- [Exercise input]:
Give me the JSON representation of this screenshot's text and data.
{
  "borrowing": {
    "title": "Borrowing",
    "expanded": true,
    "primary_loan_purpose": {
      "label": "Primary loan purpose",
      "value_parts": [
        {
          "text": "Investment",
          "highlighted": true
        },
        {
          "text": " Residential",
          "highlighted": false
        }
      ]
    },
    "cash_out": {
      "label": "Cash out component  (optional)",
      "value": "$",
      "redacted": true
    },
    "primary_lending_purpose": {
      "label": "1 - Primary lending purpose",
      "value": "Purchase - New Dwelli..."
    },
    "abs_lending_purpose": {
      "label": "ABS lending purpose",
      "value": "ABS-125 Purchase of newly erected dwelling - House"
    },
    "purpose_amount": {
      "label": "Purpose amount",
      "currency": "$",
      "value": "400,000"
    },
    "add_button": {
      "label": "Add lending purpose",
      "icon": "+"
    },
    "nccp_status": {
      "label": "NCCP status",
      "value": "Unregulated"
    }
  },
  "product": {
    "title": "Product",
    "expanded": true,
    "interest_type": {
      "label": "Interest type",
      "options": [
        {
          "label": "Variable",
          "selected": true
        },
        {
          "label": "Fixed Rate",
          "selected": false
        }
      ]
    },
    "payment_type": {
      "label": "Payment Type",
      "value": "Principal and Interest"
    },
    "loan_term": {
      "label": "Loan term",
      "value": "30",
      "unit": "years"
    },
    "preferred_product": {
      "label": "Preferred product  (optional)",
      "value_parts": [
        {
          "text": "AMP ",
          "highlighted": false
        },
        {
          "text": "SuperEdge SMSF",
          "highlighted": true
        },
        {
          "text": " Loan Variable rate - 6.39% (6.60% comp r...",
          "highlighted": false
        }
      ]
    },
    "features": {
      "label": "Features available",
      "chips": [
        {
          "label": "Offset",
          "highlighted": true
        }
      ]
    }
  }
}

- [Task details]: Copy all data exactly, start to finish.

- [Exercise output]:
Give me the JSON representation of this screenshot's text and data.
{
  "borrowing": {
    "title": "Borrowing",
    "expanded": true,
    "primary_loan_purpose": {
      "label": "Primary loan purpose",
      "value_parts": [
        {
          "text": "Investment",
          "highlighted": true
        },
        {
          "text": " Residential",
          "highlighted": false
        }
      ]
    },
    "cash_out": {
      "label": "Cash out component  (optional)",
      "value": "$",
      "redacted": true
    },
    "primary_lending_purpose": {
      "label": "1 - Primary lending purpose",
      "value": "Purchase - New Dwelli..."
    },
    "abs_lending_purpose": {
      "label": "ABS lending purpose",
      "value": "ABS-125 Purchase of newly erected dwelling - House"
    },
    "purpose_amount": {
      "label": "Purpose amount",
      "currency": "$",
      "value": "400,000"
    },
    "add_button": {
      "label": "Add lending purpose",
      "icon": "+"
    },
    "nccp_status": {
      "label": "NCCP status",
      "value": "Unregulated"
    }
  },
  "product": {
    "title": "Product",
    "expanded": true,
    "interest_type": {
      "label": "Interest type",
      "options": [
        {
          "label": "Variable",
          "selected": true
        },
        {
          "label": "Fixed Rate",
          "selected": false
        }
      ]
    },
    "payment_type": {
      "label": "Payment Type",
      "value": "Principal and Interest"
    },
    "loan_term": {
      "label": "Loan term",
      "value": "30",
      "unit": "years"
    },
    "preferred_product": {
      "label": "Preferred product  (optional)",
      "value_parts": [
        {
          "text": "AMP ",
          "highlighted": false
        },
        {
          "text": "SuperEdge SMSF",
          "highlighted": true
        },
        {
          "text": " Loan Variable rate - 6.39% (6.60% comp r...",
          "highlighted": false
        }
      ]
    },
    "features": {
      "label": "Features available",
      "chips": [
        {
          "label": "Offset",
          "highlighted": true
        }
      ]
    }
  }
}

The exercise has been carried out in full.